Aufgaben:
a) Wie alt war Dalshad laut dem Interview mit der Familie Said, als sein Großvater starb?
b) Führen Sie das Interview mit der Familie Said ab seinem letzten Satz fort.

Zitierter Textauszug:
**********
Montag, 8. Oktober 2012

Pionier modernisierter kurdischer Volksmusik

Interview mit der Familie Dalshad Said, seiner Frau Erivan und Tochter Vaheen

Die Familie Said stammt aus Dohuk, wo Dalshads Großvater vor etwa 150 Jahren eine Moschee gebaut hatte. Dalshads Erinnerungen an diesen in der Stadt hoch angesehenen Textilhändler sind nur verschwommen, denn er war zwei Jahre alt, als der Vater seines Vaters starb. Der alte Mann war auch ein Mullah gewesen, der den Menschen in seiner bis heute erhaltenen Moschee Zuspruch und religiöse Orientierung gab, dies zu einer Zeit, als es in diesem – heute nord-irakischen – Kurdengebiet noch keine Schulen gab. Hochintelligent und sehr belesen, legte der Großvater großen Wert auf die Bildung seiner Kinder, die im Gegensatz zu ihm bereits die Chance auf einen Schulbesuch besaßen.
**********
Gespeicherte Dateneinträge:
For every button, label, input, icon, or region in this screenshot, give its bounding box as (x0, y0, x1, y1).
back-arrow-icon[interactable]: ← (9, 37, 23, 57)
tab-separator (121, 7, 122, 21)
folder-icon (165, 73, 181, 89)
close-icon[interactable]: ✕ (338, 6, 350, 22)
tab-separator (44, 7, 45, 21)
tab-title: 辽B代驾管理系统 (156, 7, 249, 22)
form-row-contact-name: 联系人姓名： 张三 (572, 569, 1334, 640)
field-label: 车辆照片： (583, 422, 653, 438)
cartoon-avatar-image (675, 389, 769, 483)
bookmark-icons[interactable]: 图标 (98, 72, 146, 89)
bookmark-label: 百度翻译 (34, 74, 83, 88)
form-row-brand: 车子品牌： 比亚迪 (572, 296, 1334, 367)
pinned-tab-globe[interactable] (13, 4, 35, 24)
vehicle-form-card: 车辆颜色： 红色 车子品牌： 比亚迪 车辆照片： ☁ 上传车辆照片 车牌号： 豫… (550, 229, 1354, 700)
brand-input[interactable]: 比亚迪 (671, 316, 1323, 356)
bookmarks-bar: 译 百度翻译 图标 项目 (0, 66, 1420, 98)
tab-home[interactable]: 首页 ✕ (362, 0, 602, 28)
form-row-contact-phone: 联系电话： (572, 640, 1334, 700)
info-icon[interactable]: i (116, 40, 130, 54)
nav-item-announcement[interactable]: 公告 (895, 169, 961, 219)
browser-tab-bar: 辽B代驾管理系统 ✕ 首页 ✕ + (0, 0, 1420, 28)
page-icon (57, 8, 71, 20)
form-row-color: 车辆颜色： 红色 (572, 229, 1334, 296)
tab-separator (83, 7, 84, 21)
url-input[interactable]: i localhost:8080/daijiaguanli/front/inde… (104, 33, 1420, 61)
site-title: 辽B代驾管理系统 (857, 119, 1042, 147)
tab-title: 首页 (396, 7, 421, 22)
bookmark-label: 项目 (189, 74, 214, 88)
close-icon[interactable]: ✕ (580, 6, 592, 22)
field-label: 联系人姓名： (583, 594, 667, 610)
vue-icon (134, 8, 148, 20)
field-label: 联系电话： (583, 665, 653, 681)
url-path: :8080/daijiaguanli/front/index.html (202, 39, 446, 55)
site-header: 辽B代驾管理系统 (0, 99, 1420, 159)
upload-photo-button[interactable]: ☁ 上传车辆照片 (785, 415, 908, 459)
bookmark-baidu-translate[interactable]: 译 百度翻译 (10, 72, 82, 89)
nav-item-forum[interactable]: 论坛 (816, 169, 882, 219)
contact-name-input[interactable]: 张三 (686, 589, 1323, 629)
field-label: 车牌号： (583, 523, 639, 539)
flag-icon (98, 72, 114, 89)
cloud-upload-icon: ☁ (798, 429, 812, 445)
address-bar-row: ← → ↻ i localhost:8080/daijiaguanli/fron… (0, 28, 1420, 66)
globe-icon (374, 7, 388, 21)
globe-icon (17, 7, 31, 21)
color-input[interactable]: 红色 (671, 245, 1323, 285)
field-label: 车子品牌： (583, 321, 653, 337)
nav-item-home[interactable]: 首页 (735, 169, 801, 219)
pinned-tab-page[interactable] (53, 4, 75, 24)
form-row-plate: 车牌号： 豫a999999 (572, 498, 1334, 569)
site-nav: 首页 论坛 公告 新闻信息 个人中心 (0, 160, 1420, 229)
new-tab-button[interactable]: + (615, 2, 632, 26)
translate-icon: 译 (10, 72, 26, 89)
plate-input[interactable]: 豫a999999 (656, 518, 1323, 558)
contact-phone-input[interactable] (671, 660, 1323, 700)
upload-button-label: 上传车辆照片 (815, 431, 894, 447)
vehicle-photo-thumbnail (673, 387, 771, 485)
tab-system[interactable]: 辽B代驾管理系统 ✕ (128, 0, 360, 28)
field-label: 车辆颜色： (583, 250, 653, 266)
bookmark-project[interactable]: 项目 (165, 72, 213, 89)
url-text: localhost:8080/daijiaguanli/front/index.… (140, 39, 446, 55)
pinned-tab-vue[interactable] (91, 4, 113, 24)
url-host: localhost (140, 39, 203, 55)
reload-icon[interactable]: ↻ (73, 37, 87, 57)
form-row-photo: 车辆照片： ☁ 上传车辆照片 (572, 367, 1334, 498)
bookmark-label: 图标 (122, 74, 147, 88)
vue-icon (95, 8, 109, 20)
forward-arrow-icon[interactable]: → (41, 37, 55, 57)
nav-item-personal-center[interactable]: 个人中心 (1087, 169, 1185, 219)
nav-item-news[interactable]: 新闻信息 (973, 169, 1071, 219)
**********
Lösungen:
a) Er war zwei Jahre alt.

b)
„Mein Vater“, erzählt Dalshad, „war sehr begabt in Mathematik, Gene, die er an seinen Sohn und Enkel – Dalshads Kind – weitergab. Aber er war auch ungewöhnlich sportlich und liebte Leichathletik“ und ließ sich gerne durch seine außergewöhnlichen Drehungen auf dem Reck in der Stadt bestaunen. „Mein Großvater wollte es ihm nachmachen, fiel vom Reck und war für den Rest seines Lebens behindert.“ In Dohuk wurde Dalshads Vater wegen seiner Sportlichkeit und seinem Mut als Held gefeiert. Sogar der damalige Bürgermeister suchte Hilfe bei ihm für seine Kinder, die der kräftige junge Mann in einer zu jener Zeit sehr unsicheren Gegend von der Schule nach Hause begleitete, um „den Weg von Feinden und Schlägern frei zu machen“.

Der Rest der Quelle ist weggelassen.